■ **What you will do**:
Return each line of the listing that contains the string "panel".

■ **Data entries**:

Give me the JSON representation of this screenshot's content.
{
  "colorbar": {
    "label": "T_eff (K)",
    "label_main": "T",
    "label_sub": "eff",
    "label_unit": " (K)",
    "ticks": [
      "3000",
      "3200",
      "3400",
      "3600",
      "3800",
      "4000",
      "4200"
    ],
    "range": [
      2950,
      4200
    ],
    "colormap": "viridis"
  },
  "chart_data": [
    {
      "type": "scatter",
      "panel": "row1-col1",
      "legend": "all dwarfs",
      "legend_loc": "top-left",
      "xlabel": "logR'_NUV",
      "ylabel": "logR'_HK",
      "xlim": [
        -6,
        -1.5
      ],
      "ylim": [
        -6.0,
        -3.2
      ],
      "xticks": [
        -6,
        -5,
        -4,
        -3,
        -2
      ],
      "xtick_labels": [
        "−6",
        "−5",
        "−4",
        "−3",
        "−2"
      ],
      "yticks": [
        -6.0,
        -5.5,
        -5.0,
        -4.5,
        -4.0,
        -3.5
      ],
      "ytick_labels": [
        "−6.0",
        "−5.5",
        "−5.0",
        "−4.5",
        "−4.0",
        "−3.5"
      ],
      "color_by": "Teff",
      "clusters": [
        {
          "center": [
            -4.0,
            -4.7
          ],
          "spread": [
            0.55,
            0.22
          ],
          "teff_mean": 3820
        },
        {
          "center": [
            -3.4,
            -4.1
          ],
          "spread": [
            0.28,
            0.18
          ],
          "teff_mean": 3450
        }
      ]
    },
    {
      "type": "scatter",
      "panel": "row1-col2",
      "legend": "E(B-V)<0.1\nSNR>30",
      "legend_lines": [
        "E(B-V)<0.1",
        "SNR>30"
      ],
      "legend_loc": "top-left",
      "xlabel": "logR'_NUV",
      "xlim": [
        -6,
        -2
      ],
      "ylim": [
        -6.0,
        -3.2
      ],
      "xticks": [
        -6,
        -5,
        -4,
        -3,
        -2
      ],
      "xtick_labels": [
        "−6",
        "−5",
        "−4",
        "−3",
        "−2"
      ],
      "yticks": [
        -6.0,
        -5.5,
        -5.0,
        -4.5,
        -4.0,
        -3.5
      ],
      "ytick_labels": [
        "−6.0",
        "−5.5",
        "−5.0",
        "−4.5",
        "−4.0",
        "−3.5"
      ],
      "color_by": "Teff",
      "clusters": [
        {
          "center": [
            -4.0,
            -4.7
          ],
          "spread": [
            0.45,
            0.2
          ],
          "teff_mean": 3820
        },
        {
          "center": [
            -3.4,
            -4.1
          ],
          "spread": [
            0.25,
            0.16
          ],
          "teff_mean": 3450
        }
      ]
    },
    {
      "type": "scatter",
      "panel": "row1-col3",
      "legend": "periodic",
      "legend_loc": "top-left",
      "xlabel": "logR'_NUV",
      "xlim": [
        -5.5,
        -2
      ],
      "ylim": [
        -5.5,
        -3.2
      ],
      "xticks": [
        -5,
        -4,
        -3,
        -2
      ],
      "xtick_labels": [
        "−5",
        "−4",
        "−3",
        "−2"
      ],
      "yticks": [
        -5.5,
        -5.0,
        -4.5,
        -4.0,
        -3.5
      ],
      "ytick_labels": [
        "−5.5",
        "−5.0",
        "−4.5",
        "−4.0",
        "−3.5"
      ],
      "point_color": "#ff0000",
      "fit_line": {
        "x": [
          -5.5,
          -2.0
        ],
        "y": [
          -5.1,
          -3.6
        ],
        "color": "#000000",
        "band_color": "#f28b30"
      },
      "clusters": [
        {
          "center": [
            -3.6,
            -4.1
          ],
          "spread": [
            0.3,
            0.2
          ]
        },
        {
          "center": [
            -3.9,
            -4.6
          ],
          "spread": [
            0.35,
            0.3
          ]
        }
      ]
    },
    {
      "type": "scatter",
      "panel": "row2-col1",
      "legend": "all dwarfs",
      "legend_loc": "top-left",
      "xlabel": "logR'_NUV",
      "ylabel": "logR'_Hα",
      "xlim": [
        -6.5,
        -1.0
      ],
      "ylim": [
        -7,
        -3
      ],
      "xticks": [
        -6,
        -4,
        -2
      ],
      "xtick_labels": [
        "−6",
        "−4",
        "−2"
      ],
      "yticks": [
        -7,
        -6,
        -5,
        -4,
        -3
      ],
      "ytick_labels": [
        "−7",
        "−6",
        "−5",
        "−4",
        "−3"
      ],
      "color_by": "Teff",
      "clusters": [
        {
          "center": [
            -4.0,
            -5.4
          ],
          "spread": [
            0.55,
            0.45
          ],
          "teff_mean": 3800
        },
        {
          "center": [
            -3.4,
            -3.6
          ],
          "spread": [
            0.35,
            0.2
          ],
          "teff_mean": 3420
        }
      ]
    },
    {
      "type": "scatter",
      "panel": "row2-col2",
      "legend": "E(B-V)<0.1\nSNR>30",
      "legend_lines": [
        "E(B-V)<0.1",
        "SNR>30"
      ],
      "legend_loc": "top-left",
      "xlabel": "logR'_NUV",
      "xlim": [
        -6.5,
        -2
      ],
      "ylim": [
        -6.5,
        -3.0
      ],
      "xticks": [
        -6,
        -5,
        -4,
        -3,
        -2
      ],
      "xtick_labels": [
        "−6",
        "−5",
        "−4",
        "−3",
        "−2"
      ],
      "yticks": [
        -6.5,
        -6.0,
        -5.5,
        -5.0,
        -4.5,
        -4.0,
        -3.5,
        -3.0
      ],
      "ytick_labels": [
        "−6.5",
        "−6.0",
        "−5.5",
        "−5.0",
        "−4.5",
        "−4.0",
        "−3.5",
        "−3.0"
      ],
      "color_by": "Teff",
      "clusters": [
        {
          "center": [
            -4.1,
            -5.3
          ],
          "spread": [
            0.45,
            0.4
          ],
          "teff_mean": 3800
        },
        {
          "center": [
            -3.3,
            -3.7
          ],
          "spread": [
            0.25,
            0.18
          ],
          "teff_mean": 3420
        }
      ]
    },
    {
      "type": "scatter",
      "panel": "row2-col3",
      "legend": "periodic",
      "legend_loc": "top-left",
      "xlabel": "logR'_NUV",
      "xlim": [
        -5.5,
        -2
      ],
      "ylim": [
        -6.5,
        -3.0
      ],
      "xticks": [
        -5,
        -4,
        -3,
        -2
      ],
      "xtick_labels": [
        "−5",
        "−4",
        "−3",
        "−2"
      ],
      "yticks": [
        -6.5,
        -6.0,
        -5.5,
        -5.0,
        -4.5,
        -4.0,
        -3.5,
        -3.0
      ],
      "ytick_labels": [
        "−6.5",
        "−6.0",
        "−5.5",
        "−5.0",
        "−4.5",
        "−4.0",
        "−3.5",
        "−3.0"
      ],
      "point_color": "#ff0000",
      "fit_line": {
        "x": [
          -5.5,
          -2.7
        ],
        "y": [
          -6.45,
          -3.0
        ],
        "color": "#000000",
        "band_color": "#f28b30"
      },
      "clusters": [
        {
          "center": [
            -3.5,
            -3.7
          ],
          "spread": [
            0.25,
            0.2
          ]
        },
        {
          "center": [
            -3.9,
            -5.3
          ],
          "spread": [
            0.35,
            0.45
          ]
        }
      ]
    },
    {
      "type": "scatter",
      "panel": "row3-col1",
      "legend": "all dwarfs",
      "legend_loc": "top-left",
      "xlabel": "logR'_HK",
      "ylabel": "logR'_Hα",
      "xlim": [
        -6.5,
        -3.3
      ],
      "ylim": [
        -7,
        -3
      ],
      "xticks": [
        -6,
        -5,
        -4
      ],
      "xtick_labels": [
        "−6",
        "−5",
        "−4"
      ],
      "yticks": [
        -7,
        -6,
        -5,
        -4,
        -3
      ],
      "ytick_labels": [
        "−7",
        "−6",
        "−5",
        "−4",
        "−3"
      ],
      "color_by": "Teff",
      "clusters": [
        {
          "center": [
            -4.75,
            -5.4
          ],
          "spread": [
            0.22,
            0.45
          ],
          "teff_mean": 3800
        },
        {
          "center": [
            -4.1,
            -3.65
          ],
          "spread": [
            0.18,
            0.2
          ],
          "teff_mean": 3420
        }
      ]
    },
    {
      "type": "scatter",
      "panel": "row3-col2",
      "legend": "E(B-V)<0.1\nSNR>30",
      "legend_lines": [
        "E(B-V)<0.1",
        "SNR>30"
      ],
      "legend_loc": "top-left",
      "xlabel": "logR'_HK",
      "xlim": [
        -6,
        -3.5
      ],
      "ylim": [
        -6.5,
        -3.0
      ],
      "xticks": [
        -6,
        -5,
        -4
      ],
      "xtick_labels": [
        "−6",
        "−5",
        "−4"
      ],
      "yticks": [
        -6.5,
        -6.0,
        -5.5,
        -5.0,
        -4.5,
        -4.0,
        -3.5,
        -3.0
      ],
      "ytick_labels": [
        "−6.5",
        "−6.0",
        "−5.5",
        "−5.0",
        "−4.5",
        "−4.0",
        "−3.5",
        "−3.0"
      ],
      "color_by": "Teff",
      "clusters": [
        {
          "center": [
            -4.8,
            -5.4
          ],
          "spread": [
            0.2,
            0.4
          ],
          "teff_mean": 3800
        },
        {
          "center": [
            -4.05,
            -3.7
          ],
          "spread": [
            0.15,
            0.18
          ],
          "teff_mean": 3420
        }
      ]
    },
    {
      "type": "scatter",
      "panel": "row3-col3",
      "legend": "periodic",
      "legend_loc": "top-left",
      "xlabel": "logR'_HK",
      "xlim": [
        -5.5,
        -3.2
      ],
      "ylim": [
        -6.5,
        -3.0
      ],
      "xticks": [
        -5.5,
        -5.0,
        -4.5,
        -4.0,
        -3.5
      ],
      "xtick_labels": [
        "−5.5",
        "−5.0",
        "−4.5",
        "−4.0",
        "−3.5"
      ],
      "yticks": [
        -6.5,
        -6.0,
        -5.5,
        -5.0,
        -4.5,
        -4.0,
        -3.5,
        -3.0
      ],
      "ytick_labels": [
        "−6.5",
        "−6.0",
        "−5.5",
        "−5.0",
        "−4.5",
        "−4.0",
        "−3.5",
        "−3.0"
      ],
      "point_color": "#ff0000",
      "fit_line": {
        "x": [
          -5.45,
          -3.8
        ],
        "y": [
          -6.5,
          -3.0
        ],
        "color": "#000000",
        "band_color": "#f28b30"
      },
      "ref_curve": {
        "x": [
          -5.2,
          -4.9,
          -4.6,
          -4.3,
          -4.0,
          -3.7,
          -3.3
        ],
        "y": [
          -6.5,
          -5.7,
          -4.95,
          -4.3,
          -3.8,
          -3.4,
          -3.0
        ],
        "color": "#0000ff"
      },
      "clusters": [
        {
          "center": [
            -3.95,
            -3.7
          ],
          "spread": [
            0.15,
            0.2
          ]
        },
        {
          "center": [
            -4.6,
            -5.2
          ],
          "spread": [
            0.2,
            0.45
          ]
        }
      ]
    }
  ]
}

■ **In response**:
      "panel": "row1-col1",
      "panel": "row1-col2",
      "panel": "row1-col3",
      "panel": "row2-col1",
      "panel": "row2-col2",
      "panel": "row2-col3",
      "panel": "row3-col1",
      "panel": "row3-col2",
      "panel": "row3-col3",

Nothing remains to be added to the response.